# TASK DETAILS
Retype the listing that follows, word for word.

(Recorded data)
>>>>>

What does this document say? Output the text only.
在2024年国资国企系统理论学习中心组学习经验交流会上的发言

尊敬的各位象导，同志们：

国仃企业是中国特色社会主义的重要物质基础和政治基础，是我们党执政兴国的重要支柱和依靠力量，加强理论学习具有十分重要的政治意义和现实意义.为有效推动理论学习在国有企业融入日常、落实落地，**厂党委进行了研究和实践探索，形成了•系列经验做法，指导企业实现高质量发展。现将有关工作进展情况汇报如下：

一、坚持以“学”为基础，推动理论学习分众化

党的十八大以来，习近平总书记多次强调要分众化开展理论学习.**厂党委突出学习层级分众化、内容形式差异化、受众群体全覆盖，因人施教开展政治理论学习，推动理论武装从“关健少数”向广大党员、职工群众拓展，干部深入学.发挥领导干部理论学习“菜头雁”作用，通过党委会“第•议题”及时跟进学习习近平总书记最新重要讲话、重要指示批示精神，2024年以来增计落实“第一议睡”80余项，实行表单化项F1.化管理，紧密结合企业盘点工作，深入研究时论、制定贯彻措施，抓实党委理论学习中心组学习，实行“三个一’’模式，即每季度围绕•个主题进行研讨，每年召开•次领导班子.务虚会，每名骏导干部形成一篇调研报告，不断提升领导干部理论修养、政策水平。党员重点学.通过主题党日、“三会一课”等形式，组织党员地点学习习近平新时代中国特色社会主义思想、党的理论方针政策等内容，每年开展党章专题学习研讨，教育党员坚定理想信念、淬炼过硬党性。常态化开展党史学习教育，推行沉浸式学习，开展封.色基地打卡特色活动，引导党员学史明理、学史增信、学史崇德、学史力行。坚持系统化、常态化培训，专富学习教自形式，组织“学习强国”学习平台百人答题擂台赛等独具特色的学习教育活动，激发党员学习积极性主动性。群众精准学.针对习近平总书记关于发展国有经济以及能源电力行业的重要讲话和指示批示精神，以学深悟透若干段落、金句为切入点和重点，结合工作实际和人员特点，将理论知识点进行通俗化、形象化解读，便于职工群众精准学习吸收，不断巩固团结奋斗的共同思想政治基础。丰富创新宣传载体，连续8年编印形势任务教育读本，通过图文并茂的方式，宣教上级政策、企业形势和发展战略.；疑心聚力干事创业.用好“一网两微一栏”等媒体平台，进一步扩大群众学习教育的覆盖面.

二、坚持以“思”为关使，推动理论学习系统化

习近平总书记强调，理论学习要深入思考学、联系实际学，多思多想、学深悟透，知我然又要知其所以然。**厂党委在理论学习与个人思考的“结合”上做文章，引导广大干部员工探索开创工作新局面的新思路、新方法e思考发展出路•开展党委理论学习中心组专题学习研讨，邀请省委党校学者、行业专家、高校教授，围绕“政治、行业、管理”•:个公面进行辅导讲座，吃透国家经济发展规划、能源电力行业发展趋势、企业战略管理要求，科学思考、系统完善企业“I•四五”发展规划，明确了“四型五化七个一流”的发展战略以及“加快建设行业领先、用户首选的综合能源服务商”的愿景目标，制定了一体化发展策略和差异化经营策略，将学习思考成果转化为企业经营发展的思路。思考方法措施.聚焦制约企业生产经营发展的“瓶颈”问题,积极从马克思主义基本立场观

<<<<<

# WRITTEN ANSWER
What does this document say? Output the text only.
在2024年国资国企系统理论学习中心组学习经验交流会上的发言

尊敬的各位象导，同志们：

国仃企业是中国特色社会主义的重要物质基础和政治基础，是我们党执政兴国的重要支柱和依靠力量，加强理论学习具有十分重要的政治意义和现实意义.为有效推动理论学习在国有企业融入日常、落实落地，**厂党委进行了研究和实践探索，形成了•系列经验做法，指导企业实现高质量发展。现将有关工作进展情况汇报如下：

一、坚持以“学”为基础，推动理论学习分众化

党的十八大以来，习近平总书记多次强调要分众化开展理论学习.**厂党委突出学习层级分众化、内容形式差异化、受众群体全覆盖，因人施教开展政治理论学习，推动理论武装从“关健少数”向广大党员、职工群众拓展，干部深入学.发挥领导干部理论学习“菜头雁”作用，通过党委会“第•议题”及时跟进学习习近平总书记最新重要讲话、重要指示批示精神，2024年以来增计落实“第一议睡”80余项，实行表单化项F1.化管理，紧密结合企业盘点工作，深入研究时论、制定贯彻措施，抓实党委理论学习中心组学习，实行“三个一’’模式，即每季度围绕•个主题进行研讨，每年召开•次领导班子.务虚会，每名骏导干部形成一篇调研报告，不断提升领导干部理论修养、政策水平。党员重点学.通过主题党日、“三会一课”等形式，组织党员地点学习习近平新时代中国特色社会主义思想、党的理论方针政策等内容，每年开展党章专题学习研讨，教育党员坚定理想信念、淬炼过硬党性。常态化开展党史学习教育，推行沉浸式学习，开展封.色基地打卡特色活动，引导党员学史明理、学史增信、学史崇德、学史力行。坚持系统化、常态化培训，专富学习教自形式，组织“学习强国”学习平台百人答题擂台赛等独具特色的学习教育活动，激发党员学习积极性主动性。群众精准学.针对习近平总书记关于发展国有经济以及能源电力行业的重要讲话和指示批示精神，以学深悟透若干段落、金句为切入点和重点，结合工作实际和人员特点，将理论知识点进行通俗化、形象化解读，便于职工群众精准学习吸收，不断巩固团结奋斗的共同思想政治基础。丰富创新宣传载体，连续8年编印形势任务教育读本，通过图文并茂的方式，宣教上级政策、企业形势和发展战略.；疑心聚力干事创业.用好“一网两微一栏”等媒体平台，进一步扩大群众学习教育的覆盖面.

二、坚持以“思”为关使，推动理论学习系统化

习近平总书记强调，理论学习要深入思考学、联系实际学，多思多想、学深悟透，知我然又要知其所以然。**厂党委在理论学习与个人思考的“结合”上做文章，引导广大干部员工探索开创工作新局面的新思路、新方法e思考发展出路•开展党委理论学习中心组专题学习研讨，邀请省委党校学者、行业专家、高校教授，围绕“政治、行业、管理”•:个公面进行辅导讲座，吃透国家经济发展规划、能源电力行业发展趋势、企业战略管理要求，科学思考、系统完善企业“I•四五”发展规划，明确了“四型五化七个一流”的发展战略以及“加快建设行业领先、用户首选的综合能源服务商”的愿景目标，制定了一体化发展策略和差异化经营策略，将学习思考成果转化为企业经营发展的思路。思考方法措施.聚焦制约企业生产经营发展的“瓶颈”问题,积极从马克思主义基本立场观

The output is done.